EXERCISE DETAILS: Copy out all lines of the records in which the word "persone" appears.
---------- EXCERPTED RECORDS
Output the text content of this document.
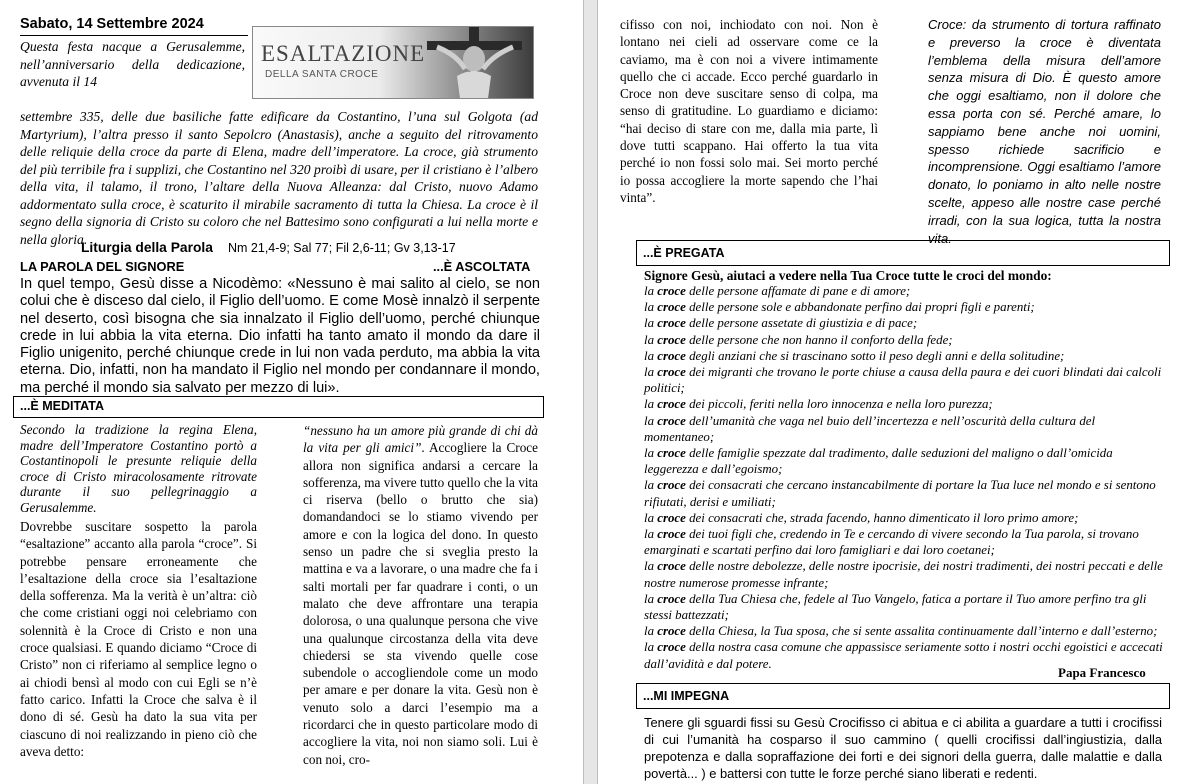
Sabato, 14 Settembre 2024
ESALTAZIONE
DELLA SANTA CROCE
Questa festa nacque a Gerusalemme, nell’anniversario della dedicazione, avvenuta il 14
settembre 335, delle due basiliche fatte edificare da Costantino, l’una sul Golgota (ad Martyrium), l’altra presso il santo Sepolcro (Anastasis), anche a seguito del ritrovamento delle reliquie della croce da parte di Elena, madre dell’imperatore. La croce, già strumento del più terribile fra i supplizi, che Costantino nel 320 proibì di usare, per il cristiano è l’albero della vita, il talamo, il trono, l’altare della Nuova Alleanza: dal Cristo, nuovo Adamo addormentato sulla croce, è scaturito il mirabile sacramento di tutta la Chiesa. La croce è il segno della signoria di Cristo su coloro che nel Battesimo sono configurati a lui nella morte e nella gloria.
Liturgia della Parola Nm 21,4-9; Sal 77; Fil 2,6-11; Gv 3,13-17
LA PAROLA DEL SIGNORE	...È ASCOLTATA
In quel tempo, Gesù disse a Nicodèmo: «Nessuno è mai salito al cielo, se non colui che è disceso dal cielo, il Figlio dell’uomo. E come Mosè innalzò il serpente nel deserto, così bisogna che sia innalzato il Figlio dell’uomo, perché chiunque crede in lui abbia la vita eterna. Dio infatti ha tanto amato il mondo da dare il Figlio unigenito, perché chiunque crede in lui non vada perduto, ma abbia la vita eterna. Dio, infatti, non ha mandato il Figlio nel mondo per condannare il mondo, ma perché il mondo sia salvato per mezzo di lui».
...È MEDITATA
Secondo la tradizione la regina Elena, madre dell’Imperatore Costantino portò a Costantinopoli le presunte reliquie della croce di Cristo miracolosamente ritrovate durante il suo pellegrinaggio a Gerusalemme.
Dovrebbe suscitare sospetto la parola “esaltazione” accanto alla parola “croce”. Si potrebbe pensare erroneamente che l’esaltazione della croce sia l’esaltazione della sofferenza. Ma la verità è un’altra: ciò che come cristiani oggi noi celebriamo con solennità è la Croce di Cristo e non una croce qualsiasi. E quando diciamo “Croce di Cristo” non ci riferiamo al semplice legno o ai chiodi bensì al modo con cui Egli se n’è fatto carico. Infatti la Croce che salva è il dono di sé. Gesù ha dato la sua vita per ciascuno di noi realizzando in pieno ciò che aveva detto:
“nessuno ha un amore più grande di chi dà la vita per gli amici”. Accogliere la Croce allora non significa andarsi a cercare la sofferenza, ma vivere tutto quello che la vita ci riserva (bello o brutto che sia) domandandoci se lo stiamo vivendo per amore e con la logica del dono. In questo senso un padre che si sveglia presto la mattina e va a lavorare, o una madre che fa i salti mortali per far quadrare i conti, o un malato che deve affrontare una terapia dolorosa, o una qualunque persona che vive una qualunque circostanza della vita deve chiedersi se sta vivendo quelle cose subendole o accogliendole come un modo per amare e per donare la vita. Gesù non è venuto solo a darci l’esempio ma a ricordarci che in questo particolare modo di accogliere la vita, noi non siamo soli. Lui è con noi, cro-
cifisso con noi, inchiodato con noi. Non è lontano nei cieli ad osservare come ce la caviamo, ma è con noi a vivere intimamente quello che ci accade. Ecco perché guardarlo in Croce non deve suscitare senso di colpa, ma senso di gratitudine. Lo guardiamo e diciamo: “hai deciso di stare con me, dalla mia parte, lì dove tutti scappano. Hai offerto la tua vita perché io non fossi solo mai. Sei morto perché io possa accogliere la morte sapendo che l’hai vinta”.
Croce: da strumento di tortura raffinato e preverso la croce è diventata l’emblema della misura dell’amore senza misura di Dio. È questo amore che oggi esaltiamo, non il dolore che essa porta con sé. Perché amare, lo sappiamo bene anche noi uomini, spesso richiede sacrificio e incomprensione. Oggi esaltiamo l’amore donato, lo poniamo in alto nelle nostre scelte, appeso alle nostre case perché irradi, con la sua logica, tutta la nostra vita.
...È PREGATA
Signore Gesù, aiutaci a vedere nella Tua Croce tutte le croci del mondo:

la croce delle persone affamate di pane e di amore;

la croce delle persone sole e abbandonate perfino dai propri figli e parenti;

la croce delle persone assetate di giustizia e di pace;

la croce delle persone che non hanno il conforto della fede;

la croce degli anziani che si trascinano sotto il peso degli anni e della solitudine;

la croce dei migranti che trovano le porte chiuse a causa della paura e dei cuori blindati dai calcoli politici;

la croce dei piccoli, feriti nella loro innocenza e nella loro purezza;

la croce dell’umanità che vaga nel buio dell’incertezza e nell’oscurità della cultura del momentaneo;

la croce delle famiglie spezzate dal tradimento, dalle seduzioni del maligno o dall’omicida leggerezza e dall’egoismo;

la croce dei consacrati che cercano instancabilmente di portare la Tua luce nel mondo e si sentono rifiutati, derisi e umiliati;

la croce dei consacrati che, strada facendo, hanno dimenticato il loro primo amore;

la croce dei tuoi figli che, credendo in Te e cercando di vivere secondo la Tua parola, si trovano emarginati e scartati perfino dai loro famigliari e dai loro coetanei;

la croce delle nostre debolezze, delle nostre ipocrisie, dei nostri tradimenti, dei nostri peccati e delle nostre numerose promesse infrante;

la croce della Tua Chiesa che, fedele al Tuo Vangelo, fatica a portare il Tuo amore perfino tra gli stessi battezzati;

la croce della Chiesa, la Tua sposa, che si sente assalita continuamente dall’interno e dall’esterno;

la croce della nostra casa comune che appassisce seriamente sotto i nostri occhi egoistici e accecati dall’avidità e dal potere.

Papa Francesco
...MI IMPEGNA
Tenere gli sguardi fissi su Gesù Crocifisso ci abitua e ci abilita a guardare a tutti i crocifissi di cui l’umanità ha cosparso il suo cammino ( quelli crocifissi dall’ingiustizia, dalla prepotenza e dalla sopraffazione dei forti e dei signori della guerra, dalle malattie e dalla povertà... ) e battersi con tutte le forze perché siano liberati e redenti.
--------------------
---------- EXCERPTED RECORDS
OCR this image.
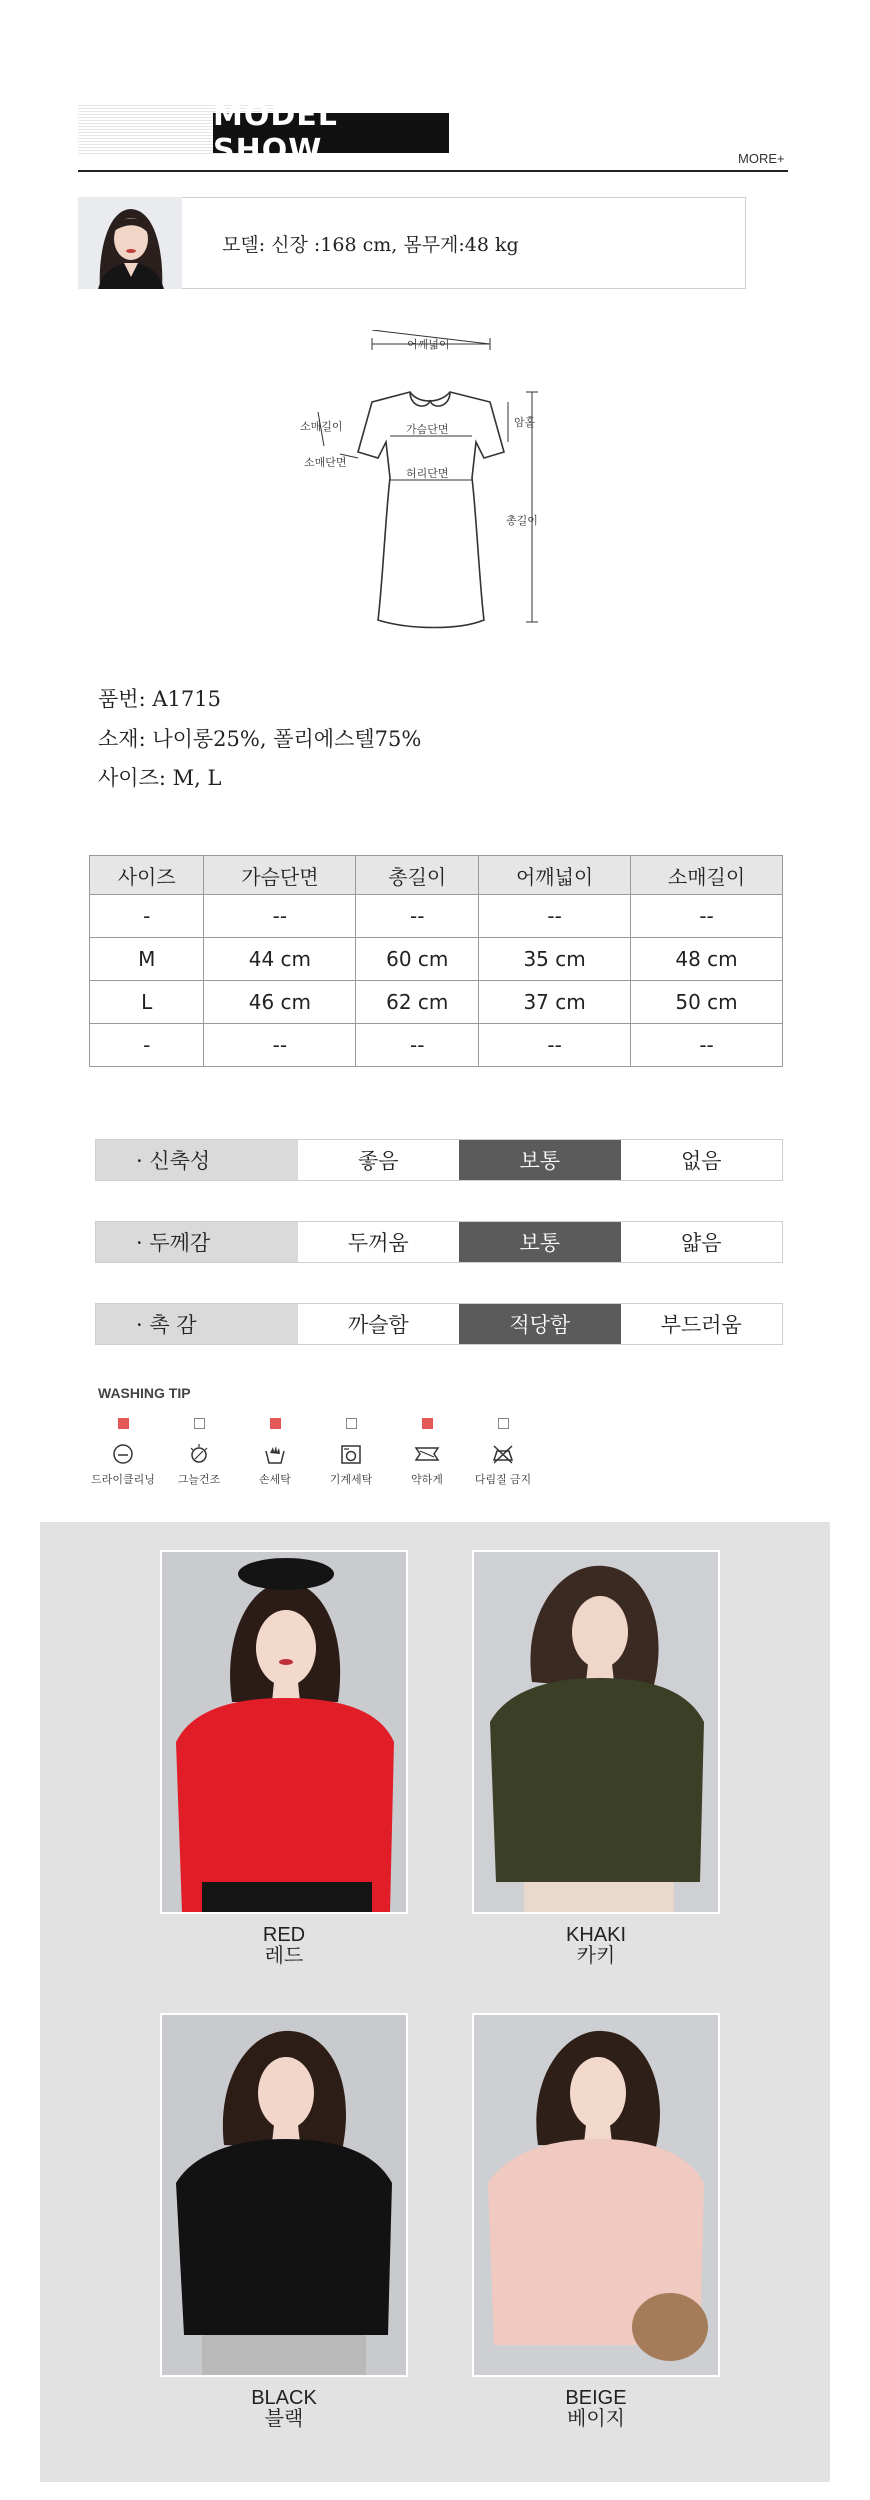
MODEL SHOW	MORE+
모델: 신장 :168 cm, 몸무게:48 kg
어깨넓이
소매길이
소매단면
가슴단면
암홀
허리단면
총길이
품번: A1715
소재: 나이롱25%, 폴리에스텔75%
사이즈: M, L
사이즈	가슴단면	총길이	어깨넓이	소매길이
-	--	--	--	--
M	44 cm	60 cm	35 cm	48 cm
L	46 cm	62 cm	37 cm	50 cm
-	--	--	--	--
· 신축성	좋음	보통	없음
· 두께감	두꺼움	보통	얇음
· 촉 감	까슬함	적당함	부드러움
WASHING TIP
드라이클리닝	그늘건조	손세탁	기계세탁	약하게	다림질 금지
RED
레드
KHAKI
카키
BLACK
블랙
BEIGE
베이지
--------------------
FINAL ANSWER:
la croce delle persone affamate di pane e di amore;
la croce delle persone sole e abbandonate perfino dai propri figli e parenti;
la croce delle persone assetate di giustizia e di pace;
la croce delle persone che non hanno il conforto della fede;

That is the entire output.